Dataset records:
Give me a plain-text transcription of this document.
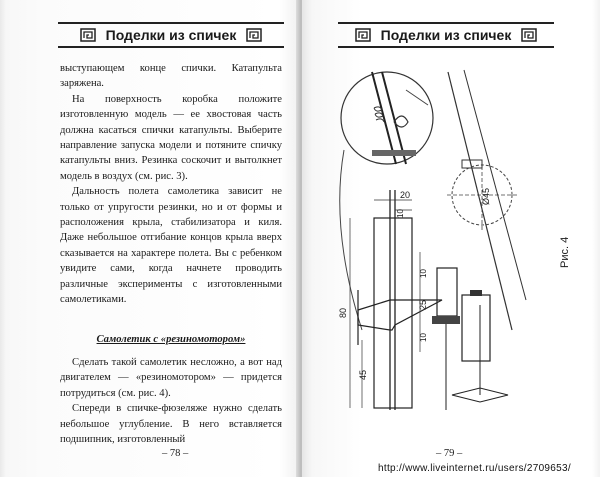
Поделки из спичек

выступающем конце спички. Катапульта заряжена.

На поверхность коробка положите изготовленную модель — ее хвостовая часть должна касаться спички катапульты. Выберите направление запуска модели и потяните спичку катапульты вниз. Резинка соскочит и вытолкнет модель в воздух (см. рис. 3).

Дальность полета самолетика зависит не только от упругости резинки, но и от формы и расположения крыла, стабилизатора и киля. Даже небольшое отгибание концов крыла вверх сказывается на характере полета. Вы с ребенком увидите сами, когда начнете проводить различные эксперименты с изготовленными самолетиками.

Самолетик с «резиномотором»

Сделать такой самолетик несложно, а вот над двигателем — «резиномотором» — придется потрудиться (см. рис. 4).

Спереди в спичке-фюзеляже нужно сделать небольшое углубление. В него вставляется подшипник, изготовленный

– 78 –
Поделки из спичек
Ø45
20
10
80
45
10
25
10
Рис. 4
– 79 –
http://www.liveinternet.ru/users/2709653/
* * *
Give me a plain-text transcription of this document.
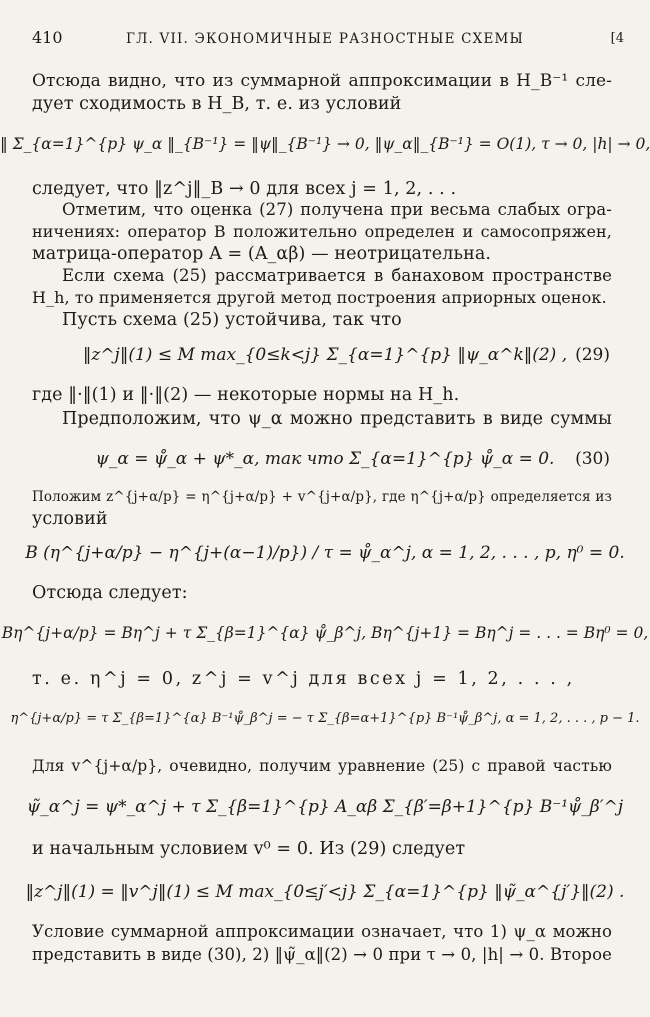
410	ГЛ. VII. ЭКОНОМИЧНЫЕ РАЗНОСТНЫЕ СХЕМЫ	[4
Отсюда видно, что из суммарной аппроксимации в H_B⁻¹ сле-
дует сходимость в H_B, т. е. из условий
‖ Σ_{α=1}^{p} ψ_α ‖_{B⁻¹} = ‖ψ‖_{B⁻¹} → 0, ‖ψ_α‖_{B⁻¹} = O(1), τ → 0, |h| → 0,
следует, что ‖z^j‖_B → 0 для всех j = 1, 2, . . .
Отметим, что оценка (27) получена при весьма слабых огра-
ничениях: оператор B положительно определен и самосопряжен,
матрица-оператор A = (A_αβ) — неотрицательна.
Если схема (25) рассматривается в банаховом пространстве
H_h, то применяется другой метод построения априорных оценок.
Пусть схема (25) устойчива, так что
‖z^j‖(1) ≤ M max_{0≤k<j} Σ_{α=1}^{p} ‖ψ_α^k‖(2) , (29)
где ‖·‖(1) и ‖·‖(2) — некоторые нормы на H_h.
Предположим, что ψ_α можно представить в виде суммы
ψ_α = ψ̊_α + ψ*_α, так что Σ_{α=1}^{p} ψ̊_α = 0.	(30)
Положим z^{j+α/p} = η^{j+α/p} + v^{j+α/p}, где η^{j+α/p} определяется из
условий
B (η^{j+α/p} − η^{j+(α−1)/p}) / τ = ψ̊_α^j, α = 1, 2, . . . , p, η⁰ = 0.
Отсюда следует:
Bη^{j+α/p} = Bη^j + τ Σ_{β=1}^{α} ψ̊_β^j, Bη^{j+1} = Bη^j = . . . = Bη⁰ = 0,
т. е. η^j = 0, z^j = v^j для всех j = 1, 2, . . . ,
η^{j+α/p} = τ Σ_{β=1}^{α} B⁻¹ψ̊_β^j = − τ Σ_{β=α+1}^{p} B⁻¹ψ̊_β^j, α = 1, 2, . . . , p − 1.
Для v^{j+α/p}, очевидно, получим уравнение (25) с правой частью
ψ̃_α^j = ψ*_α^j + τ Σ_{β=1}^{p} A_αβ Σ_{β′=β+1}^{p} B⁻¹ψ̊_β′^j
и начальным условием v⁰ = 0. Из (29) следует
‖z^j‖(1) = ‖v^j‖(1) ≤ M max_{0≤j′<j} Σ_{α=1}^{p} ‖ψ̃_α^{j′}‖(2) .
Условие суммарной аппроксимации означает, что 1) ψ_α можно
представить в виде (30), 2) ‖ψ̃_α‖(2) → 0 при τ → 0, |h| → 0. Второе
...
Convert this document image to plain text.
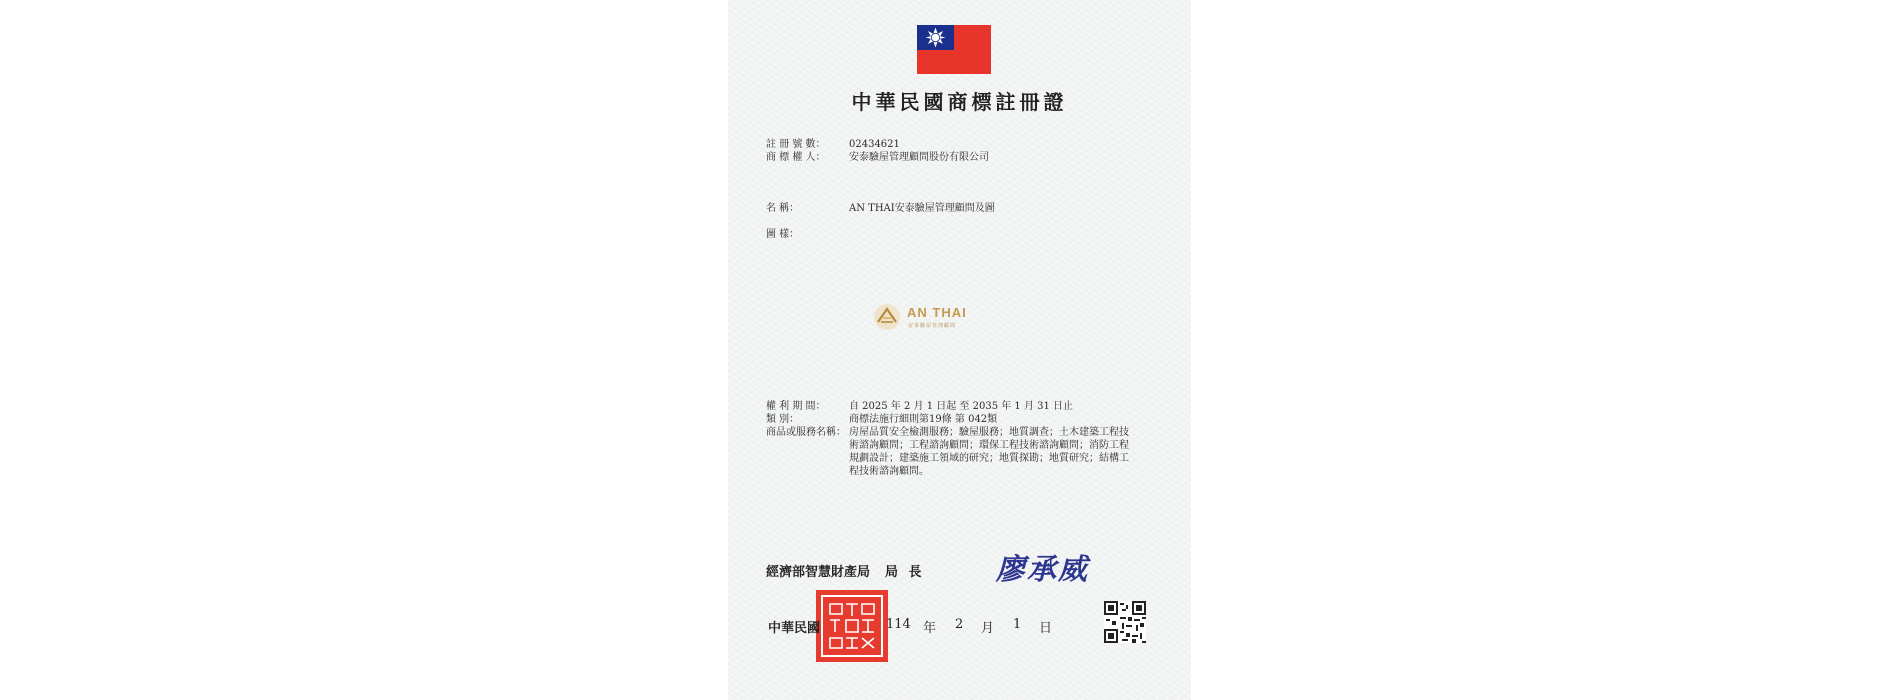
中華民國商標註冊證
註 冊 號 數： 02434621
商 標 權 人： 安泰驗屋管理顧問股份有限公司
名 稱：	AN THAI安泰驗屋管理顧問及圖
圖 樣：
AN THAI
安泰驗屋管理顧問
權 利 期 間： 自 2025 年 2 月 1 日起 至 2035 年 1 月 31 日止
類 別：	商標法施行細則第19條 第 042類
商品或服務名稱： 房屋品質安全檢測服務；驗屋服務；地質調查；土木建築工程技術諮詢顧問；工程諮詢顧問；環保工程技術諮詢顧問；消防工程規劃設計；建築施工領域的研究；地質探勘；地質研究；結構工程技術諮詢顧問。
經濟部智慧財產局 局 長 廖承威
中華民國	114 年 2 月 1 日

Written request:
Copy every line of the records above that holds the word "аппроксимации".

Response to the exercise:
Отсюда видно, что из суммарной аппроксимации в H_B⁻¹ сле-
Условие суммарной аппроксимации означает, что 1) ψ_α можно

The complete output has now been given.